======== DATA PROVIDED

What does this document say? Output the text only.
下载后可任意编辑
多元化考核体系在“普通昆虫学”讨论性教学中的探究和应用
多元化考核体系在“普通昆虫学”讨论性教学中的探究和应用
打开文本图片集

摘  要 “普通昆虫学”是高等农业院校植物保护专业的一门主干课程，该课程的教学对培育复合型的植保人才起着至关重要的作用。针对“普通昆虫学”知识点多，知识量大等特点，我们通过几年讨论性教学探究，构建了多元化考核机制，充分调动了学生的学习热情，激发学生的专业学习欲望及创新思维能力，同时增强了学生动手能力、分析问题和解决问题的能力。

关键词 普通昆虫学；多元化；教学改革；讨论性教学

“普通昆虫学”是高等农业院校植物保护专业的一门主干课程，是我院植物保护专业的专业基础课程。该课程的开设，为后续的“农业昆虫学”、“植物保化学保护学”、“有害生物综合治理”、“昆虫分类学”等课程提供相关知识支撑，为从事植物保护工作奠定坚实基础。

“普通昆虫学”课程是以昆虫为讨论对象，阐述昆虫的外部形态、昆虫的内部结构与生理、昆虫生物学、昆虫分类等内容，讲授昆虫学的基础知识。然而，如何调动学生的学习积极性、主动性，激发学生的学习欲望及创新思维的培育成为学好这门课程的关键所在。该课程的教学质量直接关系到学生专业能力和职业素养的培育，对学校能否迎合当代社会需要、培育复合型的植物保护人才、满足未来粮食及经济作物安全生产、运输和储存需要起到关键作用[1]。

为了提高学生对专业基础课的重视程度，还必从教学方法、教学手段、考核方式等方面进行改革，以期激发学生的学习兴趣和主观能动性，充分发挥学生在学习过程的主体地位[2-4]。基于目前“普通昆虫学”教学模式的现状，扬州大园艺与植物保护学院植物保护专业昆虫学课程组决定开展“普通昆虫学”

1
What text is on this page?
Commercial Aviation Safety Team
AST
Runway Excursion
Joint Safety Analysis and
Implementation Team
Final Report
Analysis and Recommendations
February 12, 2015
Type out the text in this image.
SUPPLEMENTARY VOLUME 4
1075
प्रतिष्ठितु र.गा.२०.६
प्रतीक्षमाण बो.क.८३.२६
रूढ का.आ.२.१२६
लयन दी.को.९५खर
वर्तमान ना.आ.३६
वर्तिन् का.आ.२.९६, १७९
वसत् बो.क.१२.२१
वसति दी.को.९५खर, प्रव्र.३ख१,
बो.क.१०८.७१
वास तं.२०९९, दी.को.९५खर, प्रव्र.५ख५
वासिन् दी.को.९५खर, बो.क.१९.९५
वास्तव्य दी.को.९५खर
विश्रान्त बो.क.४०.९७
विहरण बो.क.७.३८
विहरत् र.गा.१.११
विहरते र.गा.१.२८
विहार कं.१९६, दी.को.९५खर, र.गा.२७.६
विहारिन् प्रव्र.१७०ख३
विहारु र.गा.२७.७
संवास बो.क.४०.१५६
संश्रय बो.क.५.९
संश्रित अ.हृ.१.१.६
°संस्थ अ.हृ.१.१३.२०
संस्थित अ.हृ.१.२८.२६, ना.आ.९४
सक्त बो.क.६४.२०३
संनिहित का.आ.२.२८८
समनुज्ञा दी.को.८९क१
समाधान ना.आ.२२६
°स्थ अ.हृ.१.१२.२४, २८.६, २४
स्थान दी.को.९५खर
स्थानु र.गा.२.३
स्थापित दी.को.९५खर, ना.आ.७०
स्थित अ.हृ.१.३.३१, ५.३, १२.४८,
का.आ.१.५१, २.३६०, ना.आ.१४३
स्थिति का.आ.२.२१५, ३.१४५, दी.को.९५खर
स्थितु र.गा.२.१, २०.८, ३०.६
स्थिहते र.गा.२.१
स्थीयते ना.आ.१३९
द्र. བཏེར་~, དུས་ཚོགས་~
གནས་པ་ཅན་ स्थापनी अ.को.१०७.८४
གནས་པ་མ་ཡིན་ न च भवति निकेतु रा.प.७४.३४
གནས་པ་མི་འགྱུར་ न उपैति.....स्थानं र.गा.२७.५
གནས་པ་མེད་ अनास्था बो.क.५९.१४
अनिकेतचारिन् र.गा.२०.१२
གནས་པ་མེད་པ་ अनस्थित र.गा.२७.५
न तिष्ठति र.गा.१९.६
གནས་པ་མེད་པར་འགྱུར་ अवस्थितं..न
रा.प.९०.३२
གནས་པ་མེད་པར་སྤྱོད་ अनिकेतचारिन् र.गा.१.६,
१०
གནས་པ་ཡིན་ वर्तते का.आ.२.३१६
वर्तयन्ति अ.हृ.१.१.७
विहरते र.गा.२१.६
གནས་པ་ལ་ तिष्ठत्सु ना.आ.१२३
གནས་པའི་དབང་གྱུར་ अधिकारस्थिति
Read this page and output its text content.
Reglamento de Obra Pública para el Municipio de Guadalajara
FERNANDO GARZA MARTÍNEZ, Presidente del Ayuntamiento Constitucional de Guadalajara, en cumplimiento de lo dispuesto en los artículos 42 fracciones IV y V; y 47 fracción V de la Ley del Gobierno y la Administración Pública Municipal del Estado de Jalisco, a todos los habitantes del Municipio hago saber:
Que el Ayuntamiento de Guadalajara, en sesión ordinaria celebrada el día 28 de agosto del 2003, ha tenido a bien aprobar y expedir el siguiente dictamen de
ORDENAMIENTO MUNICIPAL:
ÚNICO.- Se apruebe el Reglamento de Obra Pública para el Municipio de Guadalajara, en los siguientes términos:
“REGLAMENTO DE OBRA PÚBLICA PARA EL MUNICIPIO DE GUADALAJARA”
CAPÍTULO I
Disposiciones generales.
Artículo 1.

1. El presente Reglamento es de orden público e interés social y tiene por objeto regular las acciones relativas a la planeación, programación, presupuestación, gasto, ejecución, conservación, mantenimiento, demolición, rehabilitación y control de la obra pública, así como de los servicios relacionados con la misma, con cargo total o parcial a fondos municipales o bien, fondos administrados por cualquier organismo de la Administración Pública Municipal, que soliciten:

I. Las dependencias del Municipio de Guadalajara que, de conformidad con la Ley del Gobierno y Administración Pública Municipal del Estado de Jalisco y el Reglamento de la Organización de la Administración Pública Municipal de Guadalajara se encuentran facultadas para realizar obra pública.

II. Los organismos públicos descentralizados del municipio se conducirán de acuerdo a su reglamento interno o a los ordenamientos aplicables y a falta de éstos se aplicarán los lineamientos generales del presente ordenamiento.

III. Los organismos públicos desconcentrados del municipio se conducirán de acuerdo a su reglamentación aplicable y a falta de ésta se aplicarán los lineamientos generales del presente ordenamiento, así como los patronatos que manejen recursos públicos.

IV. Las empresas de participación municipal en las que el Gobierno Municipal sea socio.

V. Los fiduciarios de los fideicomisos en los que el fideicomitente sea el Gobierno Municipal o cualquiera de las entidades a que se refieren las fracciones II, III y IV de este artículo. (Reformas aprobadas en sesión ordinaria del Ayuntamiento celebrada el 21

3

================

--- SET TASK ---
Extract the listing in its entirety, matching it exactly.

--- FINAL ANSWER ---
What does this document say? Output the text only.
下载后可任意编辑
多元化考核体系在“普通昆虫学”讨论性教学中的探究和应用
多元化考核体系在“普通昆虫学”讨论性教学中的探究和应用
打开文本图片集

摘  要 “普通昆虫学”是高等农业院校植物保护专业的一门主干课程，该课程的教学对培育复合型的植保人才起着至关重要的作用。针对“普通昆虫学”知识点多，知识量大等特点，我们通过几年讨论性教学探究，构建了多元化考核机制，充分调动了学生的学习热情，激发学生的专业学习欲望及创新思维能力，同时增强了学生动手能力、分析问题和解决问题的能力。

关键词 普通昆虫学；多元化；教学改革；讨论性教学

“普通昆虫学”是高等农业院校植物保护专业的一门主干课程，是我院植物保护专业的专业基础课程。该课程的开设，为后续的“农业昆虫学”、“植物保化学保护学”、“有害生物综合治理”、“昆虫分类学”等课程提供相关知识支撑，为从事植物保护工作奠定坚实基础。

“普通昆虫学”课程是以昆虫为讨论对象，阐述昆虫的外部形态、昆虫的内部结构与生理、昆虫生物学、昆虫分类等内容，讲授昆虫学的基础知识。然而，如何调动学生的学习积极性、主动性，激发学生的学习欲望及创新思维的培育成为学好这门课程的关键所在。该课程的教学质量直接关系到学生专业能力和职业素养的培育，对学校能否迎合当代社会需要、培育复合型的植物保护人才、满足未来粮食及经济作物安全生产、运输和储存需要起到关键作用[1]。

为了提高学生对专业基础课的重视程度，还必从教学方法、教学手段、考核方式等方面进行改革，以期激发学生的学习兴趣和主观能动性，充分发挥学生在学习过程的主体地位[2-4]。基于目前“普通昆虫学”教学模式的现状，扬州大园艺与植物保护学院植物保护专业昆虫学课程组决定开展“普通昆虫学”

1
What text is on this page?
Commercial Aviation Safety Team
AST
Runway Excursion
Joint Safety Analysis and
Implementation Team
Final Report
Analysis and Recommendations
February 12, 2015
Type out the text in this image.
SUPPLEMENTARY VOLUME 4
1075
प्रतिष्ठितु र.गा.२०.६
प्रतीक्षमाण बो.क.८३.२६
रूढ का.आ.२.१२६
लयन दी.को.९५खर
वर्तमान ना.आ.३६
वर्तिन् का.आ.२.९६, १७९
वसत् बो.क.१२.२१
वसति दी.को.९५खर, प्रव्र.३ख१,
बो.क.१०८.७१
वास तं.२०९९, दी.को.९५खर, प्रव्र.५ख५
वासिन् दी.को.९५खर, बो.क.१९.९५
वास्तव्य दी.को.९५खर
विश्रान्त बो.क.४०.९७
विहरण बो.क.७.३८
विहरत् र.गा.१.११
विहरते र.गा.१.२८
विहार कं.१९६, दी.को.९५खर, र.गा.२७.६
विहारिन् प्रव्र.१७०ख३
विहारु र.गा.२७.७
संवास बो.क.४०.१५६
संश्रय बो.क.५.९
संश्रित अ.हृ.१.१.६
°संस्थ अ.हृ.१.१३.२०
संस्थित अ.हृ.१.२८.२६, ना.आ.९४
सक्त बो.क.६४.२०३
संनिहित का.आ.२.२८८
समनुज्ञा दी.को.८९क१
समाधान ना.आ.२२६
°स्थ अ.हृ.१.१२.२४, २८.६, २४
स्थान दी.को.९५खर
स्थानु र.गा.२.३
स्थापित दी.को.९५खर, ना.आ.७०
स्थित अ.हृ.१.३.३१, ५.३, १२.४८,
का.आ.१.५१, २.३६०, ना.आ.१४३
स्थिति का.आ.२.२१५, ३.१४५, दी.को.९५खर
स्थितु र.गा.२.१, २०.८, ३०.६
स्थिहते र.गा.२.१
स्थीयते ना.आ.१३९
द्र. བཏེར་~, དུས་ཚོགས་~
གནས་པ་ཅན་ स्थापनी अ.को.१०७.८४
གནས་པ་མ་ཡིན་ न च भवति निकेतु रा.प.७४.३४
གནས་པ་མི་འགྱུར་ न उपैति.....स्थानं र.गा.२७.५
གནས་པ་མེད་ अनास्था बो.क.५९.१४
अनिकेतचारिन् र.गा.२०.१२
གནས་པ་མེད་པ་ अनस्थित र.गा.२७.५
न तिष्ठति र.गा.१९.६
གནས་པ་མེད་པར་འགྱུར་ अवस्थितं..न
रा.प.९०.३२
གནས་པ་མེད་པར་སྤྱོད་ अनिकेतचारिन् र.गा.१.६,
१०
གནས་པ་ཡིན་ वर्तते का.आ.२.३१६
वर्तयन्ति अ.हृ.१.१.७
विहरते र.गा.२१.६
གནས་པ་ལ་ तिष्ठत्सु ना.आ.१२३
གནས་པའི་དབང་གྱུར་ अधिकारस्थिति
Read this page and output its text content.
Reglamento de Obra Pública para el Municipio de Guadalajara
FERNANDO GARZA MARTÍNEZ, Presidente del Ayuntamiento Constitucional de Guadalajara, en cumplimiento de lo dispuesto en los artículos 42 fracciones IV y V; y 47 fracción V de la Ley del Gobierno y la Administración Pública Municipal del Estado de Jalisco, a todos los habitantes del Municipio hago saber:
Que el Ayuntamiento de Guadalajara, en sesión ordinaria celebrada el día 28 de agosto del 2003, ha tenido a bien aprobar y expedir el siguiente dictamen de
ORDENAMIENTO MUNICIPAL:
ÚNICO.- Se apruebe el Reglamento de Obra Pública para el Municipio de Guadalajara, en los siguientes términos:
“REGLAMENTO DE OBRA PÚBLICA PARA EL MUNICIPIO DE GUADALAJARA”
CAPÍTULO I
Disposiciones generales.
Artículo 1.

1. El presente Reglamento es de orden público e interés social y tiene por objeto regular las acciones relativas a la planeación, programación, presupuestación, gasto, ejecución, conservación, mantenimiento, demolición, rehabilitación y control de la obra pública, así como de los servicios relacionados con la misma, con cargo total o parcial a fondos municipales o bien, fondos administrados por cualquier organismo de la Administración Pública Municipal, que soliciten:

I. Las dependencias del Municipio de Guadalajara que, de conformidad con la Ley del Gobierno y Administración Pública Municipal del Estado de Jalisco y el Reglamento de la Organización de la Administración Pública Municipal de Guadalajara se encuentran facultadas para realizar obra pública.

II. Los organismos públicos descentralizados del municipio se conducirán de acuerdo a su reglamento interno o a los ordenamientos aplicables y a falta de éstos se aplicarán los lineamientos generales del presente ordenamiento.

III. Los organismos públicos desconcentrados del municipio se conducirán de acuerdo a su reglamentación aplicable y a falta de ésta se aplicarán los lineamientos generales del presente ordenamiento, así como los patronatos que manejen recursos públicos.

IV. Las empresas de participación municipal en las que el Gobierno Municipal sea socio.

V. Los fiduciarios de los fideicomisos en los que el fideicomitente sea el Gobierno Municipal o cualquiera de las entidades a que se refieren las fracciones II, III y IV de este artículo. (Reformas aprobadas en sesión ordinaria del Ayuntamiento celebrada el 21

3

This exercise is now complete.